Dataset records
══════════

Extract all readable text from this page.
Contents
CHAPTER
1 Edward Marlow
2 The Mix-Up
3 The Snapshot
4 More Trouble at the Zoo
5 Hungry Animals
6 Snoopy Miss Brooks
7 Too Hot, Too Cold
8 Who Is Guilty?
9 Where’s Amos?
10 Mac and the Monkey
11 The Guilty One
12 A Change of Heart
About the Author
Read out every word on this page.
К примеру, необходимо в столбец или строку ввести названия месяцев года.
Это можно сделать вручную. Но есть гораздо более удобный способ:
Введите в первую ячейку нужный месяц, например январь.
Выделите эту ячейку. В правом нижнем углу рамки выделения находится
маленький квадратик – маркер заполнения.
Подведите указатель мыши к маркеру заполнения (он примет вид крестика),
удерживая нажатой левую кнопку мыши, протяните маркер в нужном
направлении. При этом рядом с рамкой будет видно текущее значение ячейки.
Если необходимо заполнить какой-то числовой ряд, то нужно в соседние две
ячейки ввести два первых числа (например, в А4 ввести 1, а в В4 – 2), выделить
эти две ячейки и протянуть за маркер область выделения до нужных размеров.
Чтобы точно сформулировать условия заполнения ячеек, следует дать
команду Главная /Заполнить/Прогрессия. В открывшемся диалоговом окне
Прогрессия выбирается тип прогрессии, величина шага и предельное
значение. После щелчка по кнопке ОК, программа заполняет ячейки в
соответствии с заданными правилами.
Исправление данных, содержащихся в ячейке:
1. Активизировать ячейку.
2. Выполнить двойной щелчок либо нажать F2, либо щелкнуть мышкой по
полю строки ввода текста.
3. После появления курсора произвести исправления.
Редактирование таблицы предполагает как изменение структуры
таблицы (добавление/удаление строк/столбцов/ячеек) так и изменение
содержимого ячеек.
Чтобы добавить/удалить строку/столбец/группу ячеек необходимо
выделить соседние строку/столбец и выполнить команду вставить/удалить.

══════════

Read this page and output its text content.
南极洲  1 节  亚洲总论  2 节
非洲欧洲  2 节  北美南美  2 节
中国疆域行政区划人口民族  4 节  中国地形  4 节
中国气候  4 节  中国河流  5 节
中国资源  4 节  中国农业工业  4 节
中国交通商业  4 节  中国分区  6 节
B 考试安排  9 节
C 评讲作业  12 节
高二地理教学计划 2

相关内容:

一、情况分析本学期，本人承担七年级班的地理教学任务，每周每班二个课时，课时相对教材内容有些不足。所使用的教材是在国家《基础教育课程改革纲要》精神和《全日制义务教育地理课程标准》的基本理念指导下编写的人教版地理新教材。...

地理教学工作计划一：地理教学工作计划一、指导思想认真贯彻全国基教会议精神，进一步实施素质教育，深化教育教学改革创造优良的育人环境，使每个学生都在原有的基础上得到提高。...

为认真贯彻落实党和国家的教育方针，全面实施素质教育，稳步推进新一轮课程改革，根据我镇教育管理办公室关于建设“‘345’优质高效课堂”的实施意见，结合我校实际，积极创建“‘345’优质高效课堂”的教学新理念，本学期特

══════════

Exercise description:
The answer is one number: how many lines of the material above contain "команду".

Written solution:
2